▸ **Data section**:
——
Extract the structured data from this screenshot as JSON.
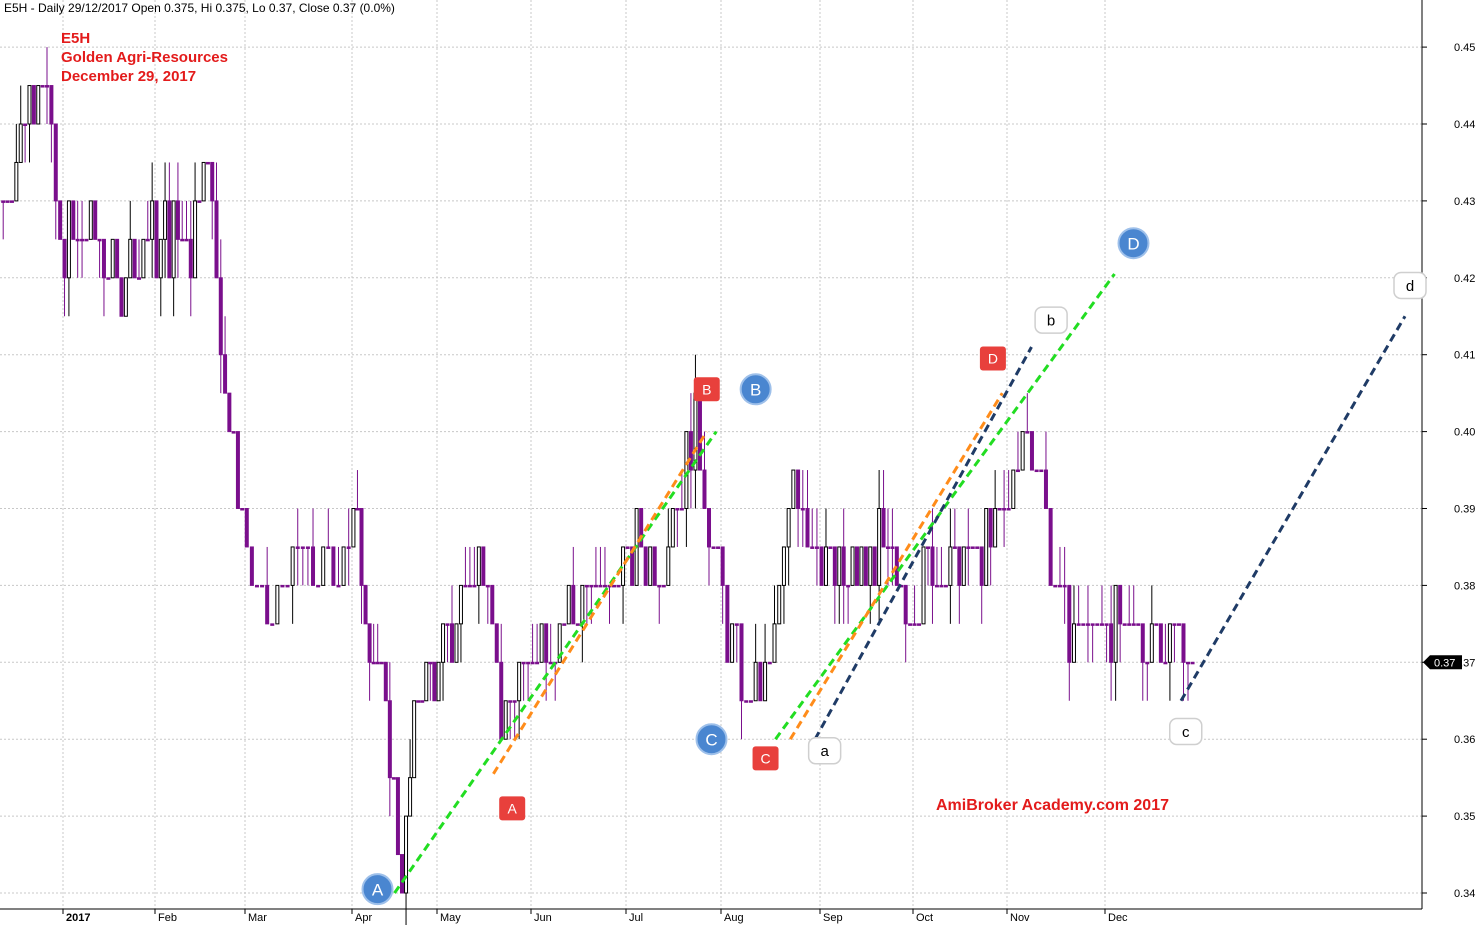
{
  "header": {
    "info": "E5H - Daily 29/12/2017 Open 0.375, Hi 0.375, Lo 0.37, Close 0.37 (0.0%)"
  },
  "title_block": {
    "symbol": "E5H",
    "company": "Golden Agri-Resources",
    "date": "December 29, 2017"
  },
  "watermark": "AmiBroker Academy.com  2017",
  "colors": {
    "down_bar": "#7a0f8c",
    "up_bar": "#000000",
    "grid": "#c8c8c8",
    "green_line": "#22dd22",
    "orange_line": "#ff8c1a",
    "navy_line": "#1f3b66",
    "red_marker": "#e8403c",
    "blue_marker": "#4a86d0",
    "text_red": "#e31b1b"
  },
  "chart_data": {
    "type": "candlestick",
    "title": "E5H",
    "y_tick_labels": [
      "0.34",
      "0.35",
      "0.36",
      "0.37",
      "0.38",
      "0.39",
      "0.40",
      "0.41",
      "0.42",
      "0.43",
      "0.44",
      "0.45"
    ],
    "x_tick_labels": [
      "2017",
      "Feb",
      "Mar",
      "Apr",
      "May",
      "Jun",
      "Jul",
      "Aug",
      "Sep",
      "Oct",
      "Nov",
      "Dec"
    ],
    "ylim": [
      0.3375,
      0.4575
    ],
    "grid": true,
    "last_price_label": "0.37",
    "last_price": 0.37,
    "month_index": [
      0,
      1,
      2,
      3,
      4,
      5,
      6,
      7,
      8,
      9,
      10,
      11,
      12,
      13,
      14
    ],
    "price_keyframes": [
      {
        "m": -0.65,
        "p": 0.43
      },
      {
        "m": -0.2,
        "p": 0.45
      },
      {
        "m": -0.05,
        "p": 0.425
      },
      {
        "m": 0.3,
        "p": 0.425
      },
      {
        "m": 0.6,
        "p": 0.42
      },
      {
        "m": 1.0,
        "p": 0.425
      },
      {
        "m": 1.4,
        "p": 0.425
      },
      {
        "m": 1.55,
        "p": 0.44
      },
      {
        "m": 1.68,
        "p": 0.42
      },
      {
        "m": 1.85,
        "p": 0.4
      },
      {
        "m": 2.0,
        "p": 0.385
      },
      {
        "m": 2.2,
        "p": 0.375
      },
      {
        "m": 2.5,
        "p": 0.385
      },
      {
        "m": 2.8,
        "p": 0.38
      },
      {
        "m": 3.0,
        "p": 0.39
      },
      {
        "m": 3.2,
        "p": 0.375
      },
      {
        "m": 3.45,
        "p": 0.36
      },
      {
        "m": 3.6,
        "p": 0.342
      },
      {
        "m": 3.75,
        "p": 0.365
      },
      {
        "m": 4.0,
        "p": 0.37
      },
      {
        "m": 4.2,
        "p": 0.375
      },
      {
        "m": 4.35,
        "p": 0.38
      },
      {
        "m": 4.55,
        "p": 0.385
      },
      {
        "m": 4.7,
        "p": 0.36
      },
      {
        "m": 4.95,
        "p": 0.37
      },
      {
        "m": 5.2,
        "p": 0.375
      },
      {
        "m": 5.5,
        "p": 0.378
      },
      {
        "m": 5.8,
        "p": 0.38
      },
      {
        "m": 6.1,
        "p": 0.385
      },
      {
        "m": 6.4,
        "p": 0.385
      },
      {
        "m": 6.6,
        "p": 0.395
      },
      {
        "m": 6.75,
        "p": 0.4
      },
      {
        "m": 6.9,
        "p": 0.385
      },
      {
        "m": 7.05,
        "p": 0.375
      },
      {
        "m": 7.25,
        "p": 0.365
      },
      {
        "m": 7.5,
        "p": 0.37
      },
      {
        "m": 7.75,
        "p": 0.395
      },
      {
        "m": 8.0,
        "p": 0.385
      },
      {
        "m": 8.3,
        "p": 0.38
      },
      {
        "m": 8.6,
        "p": 0.385
      },
      {
        "m": 8.9,
        "p": 0.378
      },
      {
        "m": 9.2,
        "p": 0.382
      },
      {
        "m": 9.5,
        "p": 0.383
      },
      {
        "m": 9.8,
        "p": 0.385
      },
      {
        "m": 10.0,
        "p": 0.39
      },
      {
        "m": 10.2,
        "p": 0.4
      },
      {
        "m": 10.35,
        "p": 0.395
      },
      {
        "m": 10.45,
        "p": 0.38
      },
      {
        "m": 10.7,
        "p": 0.375
      },
      {
        "m": 11.0,
        "p": 0.375
      },
      {
        "m": 11.3,
        "p": 0.372
      },
      {
        "m": 11.6,
        "p": 0.375
      },
      {
        "m": 11.8,
        "p": 0.372
      },
      {
        "m": 11.95,
        "p": 0.37
      }
    ],
    "trend_lines": [
      {
        "color": "green",
        "dash": "dashed",
        "from": {
          "m": 3.5,
          "p": 0.34
        },
        "to": {
          "m": 6.95,
          "p": 0.4
        }
      },
      {
        "color": "orange",
        "dash": "dashed",
        "from": {
          "m": 4.6,
          "p": 0.3555
        },
        "to": {
          "m": 6.85,
          "p": 0.4
        }
      },
      {
        "color": "green",
        "dash": "dashed",
        "from": {
          "m": 7.55,
          "p": 0.36
        },
        "to": {
          "m": 11.1,
          "p": 0.4205
        }
      },
      {
        "color": "orange",
        "dash": "dashed",
        "from": {
          "m": 7.7,
          "p": 0.36
        },
        "to": {
          "m": 9.95,
          "p": 0.405
        }
      },
      {
        "color": "navy",
        "dash": "dashed",
        "from": {
          "m": 7.95,
          "p": 0.36
        },
        "to": {
          "m": 10.25,
          "p": 0.411
        }
      },
      {
        "color": "navy",
        "dash": "dashed",
        "from": {
          "m": 11.8,
          "p": 0.365
        },
        "to": {
          "m": 14.05,
          "p": 0.415
        }
      }
    ],
    "markers": [
      {
        "label": "A",
        "style": "red",
        "m": 4.8,
        "p": 0.351
      },
      {
        "label": "A",
        "style": "blue",
        "m": 3.3,
        "p": 0.3405
      },
      {
        "label": "B",
        "style": "red",
        "m": 6.85,
        "p": 0.4055
      },
      {
        "label": "B",
        "style": "blue",
        "m": 7.35,
        "p": 0.4055
      },
      {
        "label": "C",
        "style": "red",
        "m": 7.45,
        "p": 0.3575
      },
      {
        "label": "C",
        "style": "blue",
        "m": 6.9,
        "p": 0.36
      },
      {
        "label": "D",
        "style": "red",
        "m": 9.85,
        "p": 0.4095
      },
      {
        "label": "D",
        "style": "blue",
        "m": 11.3,
        "p": 0.4245
      },
      {
        "label": "a",
        "style": "white",
        "m": 8.05,
        "p": 0.3585
      },
      {
        "label": "b",
        "style": "white",
        "m": 10.45,
        "p": 0.4145
      },
      {
        "label": "c",
        "style": "white",
        "m": 11.85,
        "p": 0.361
      },
      {
        "label": "d",
        "style": "white",
        "m": 14.1,
        "p": 0.419
      }
    ]
  }
}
——
▸ **Exercise goal**: Copy every entry exactly as written. Pictures are excluded.

▸ **Worked solution**:
Extract the structured data from this screenshot as JSON.
{
  "header": {
    "info": "E5H - Daily 29/12/2017 Open 0.375, Hi 0.375, Lo 0.37, Close 0.37 (0.0%)"
  },
  "title_block": {
    "symbol": "E5H",
    "company": "Golden Agri-Resources",
    "date": "December 29, 2017"
  },
  "watermark": "AmiBroker Academy.com  2017",
  "colors": {
    "down_bar": "#7a0f8c",
    "up_bar": "#000000",
    "grid": "#c8c8c8",
    "green_line": "#22dd22",
    "orange_line": "#ff8c1a",
    "navy_line": "#1f3b66",
    "red_marker": "#e8403c",
    "blue_marker": "#4a86d0",
    "text_red": "#e31b1b"
  },
  "chart_data": {
    "type": "candlestick",
    "title": "E5H",
    "y_tick_labels": [
      "0.34",
      "0.35",
      "0.36",
      "0.37",
      "0.38",
      "0.39",
      "0.40",
      "0.41",
      "0.42",
      "0.43",
      "0.44",
      "0.45"
    ],
    "x_tick_labels": [
      "2017",
      "Feb",
      "Mar",
      "Apr",
      "May",
      "Jun",
      "Jul",
      "Aug",
      "Sep",
      "Oct",
      "Nov",
      "Dec"
    ],
    "ylim": [
      0.3375,
      0.4575
    ],
    "grid": true,
    "last_price_label": "0.37",
    "last_price": 0.37,
    "month_index": [
      0,
      1,
      2,
      3,
      4,
      5,
      6,
      7,
      8,
      9,
      10,
      11,
      12,
      13,
      14
    ],
    "price_keyframes": [
      {
        "m": -0.65,
        "p": 0.43
      },
      {
        "m": -0.2,
        "p": 0.45
      },
      {
        "m": -0.05,
        "p": 0.425
      },
      {
        "m": 0.3,
        "p": 0.425
      },
      {
        "m": 0.6,
        "p": 0.42
      },
      {
        "m": 1.0,
        "p": 0.425
      },
      {
        "m": 1.4,
        "p": 0.425
      },
      {
        "m": 1.55,
        "p": 0.44
      },
      {
        "m": 1.68,
        "p": 0.42
      },
      {
        "m": 1.85,
        "p": 0.4
      },
      {
        "m": 2.0,
        "p": 0.385
      },
      {
        "m": 2.2,
        "p": 0.375
      },
      {
        "m": 2.5,
        "p": 0.385
      },
      {
        "m": 2.8,
        "p": 0.38
      },
      {
        "m": 3.0,
        "p": 0.39
      },
      {
        "m": 3.2,
        "p": 0.375
      },
      {
        "m": 3.45,
        "p": 0.36
      },
      {
        "m": 3.6,
        "p": 0.342
      },
      {
        "m": 3.75,
        "p": 0.365
      },
      {
        "m": 4.0,
        "p": 0.37
      },
      {
        "m": 4.2,
        "p": 0.375
      },
      {
        "m": 4.35,
        "p": 0.38
      },
      {
        "m": 4.55,
        "p": 0.385
      },
      {
        "m": 4.7,
        "p": 0.36
      },
      {
        "m": 4.95,
        "p": 0.37
      },
      {
        "m": 5.2,
        "p": 0.375
      },
      {
        "m": 5.5,
        "p": 0.378
      },
      {
        "m": 5.8,
        "p": 0.38
      },
      {
        "m": 6.1,
        "p": 0.385
      },
      {
        "m": 6.4,
        "p": 0.385
      },
      {
        "m": 6.6,
        "p": 0.395
      },
      {
        "m": 6.75,
        "p": 0.4
      },
      {
        "m": 6.9,
        "p": 0.385
      },
      {
        "m": 7.05,
        "p": 0.375
      },
      {
        "m": 7.25,
        "p": 0.365
      },
      {
        "m": 7.5,
        "p": 0.37
      },
      {
        "m": 7.75,
        "p": 0.395
      },
      {
        "m": 8.0,
        "p": 0.385
      },
      {
        "m": 8.3,
        "p": 0.38
      },
      {
        "m": 8.6,
        "p": 0.385
      },
      {
        "m": 8.9,
        "p": 0.378
      },
      {
        "m": 9.2,
        "p": 0.382
      },
      {
        "m": 9.5,
        "p": 0.383
      },
      {
        "m": 9.8,
        "p": 0.385
      },
      {
        "m": 10.0,
        "p": 0.39
      },
      {
        "m": 10.2,
        "p": 0.4
      },
      {
        "m": 10.35,
        "p": 0.395
      },
      {
        "m": 10.45,
        "p": 0.38
      },
      {
        "m": 10.7,
        "p": 0.375
      },
      {
        "m": 11.0,
        "p": 0.375
      },
      {
        "m": 11.3,
        "p": 0.372
      },
      {
        "m": 11.6,
        "p": 0.375
      },
      {
        "m": 11.8,
        "p": 0.372
      },
      {
        "m": 11.95,
        "p": 0.37
      }
    ],
    "trend_lines": [
      {
        "color": "green",
        "dash": "dashed",
        "from": {
          "m": 3.5,
          "p": 0.34
        },
        "to": {
          "m": 6.95,
          "p": 0.4
        }
      },
      {
        "color": "orange",
        "dash": "dashed",
        "from": {
          "m": 4.6,
          "p": 0.3555
        },
        "to": {
          "m": 6.85,
          "p": 0.4
        }
      },
      {
        "color": "green",
        "dash": "dashed",
        "from": {
          "m": 7.55,
          "p": 0.36
        },
        "to": {
          "m": 11.1,
          "p": 0.4205
        }
      },
      {
        "color": "orange",
        "dash": "dashed",
        "from": {
          "m": 7.7,
          "p": 0.36
        },
        "to": {
          "m": 9.95,
          "p": 0.405
        }
      },
      {
        "color": "navy",
        "dash": "dashed",
        "from": {
          "m": 7.95,
          "p": 0.36
        },
        "to": {
          "m": 10.25,
          "p": 0.411
        }
      },
      {
        "color": "navy",
        "dash": "dashed",
        "from": {
          "m": 11.8,
          "p": 0.365
        },
        "to": {
          "m": 14.05,
          "p": 0.415
        }
      }
    ],
    "markers": [
      {
        "label": "A",
        "style": "red",
        "m": 4.8,
        "p": 0.351
      },
      {
        "label": "A",
        "style": "blue",
        "m": 3.3,
        "p": 0.3405
      },
      {
        "label": "B",
        "style": "red",
        "m": 6.85,
        "p": 0.4055
      },
      {
        "label": "B",
        "style": "blue",
        "m": 7.35,
        "p": 0.4055
      },
      {
        "label": "C",
        "style": "red",
        "m": 7.45,
        "p": 0.3575
      },
      {
        "label": "C",
        "style": "blue",
        "m": 6.9,
        "p": 0.36
      },
      {
        "label": "D",
        "style": "red",
        "m": 9.85,
        "p": 0.4095
      },
      {
        "label": "D",
        "style": "blue",
        "m": 11.3,
        "p": 0.4245
      },
      {
        "label": "a",
        "style": "white",
        "m": 8.05,
        "p": 0.3585
      },
      {
        "label": "b",
        "style": "white",
        "m": 10.45,
        "p": 0.4145
      },
      {
        "label": "c",
        "style": "white",
        "m": 11.85,
        "p": 0.361
      },
      {
        "label": "d",
        "style": "white",
        "m": 14.1,
        "p": 0.419
      }
    ]
  }
}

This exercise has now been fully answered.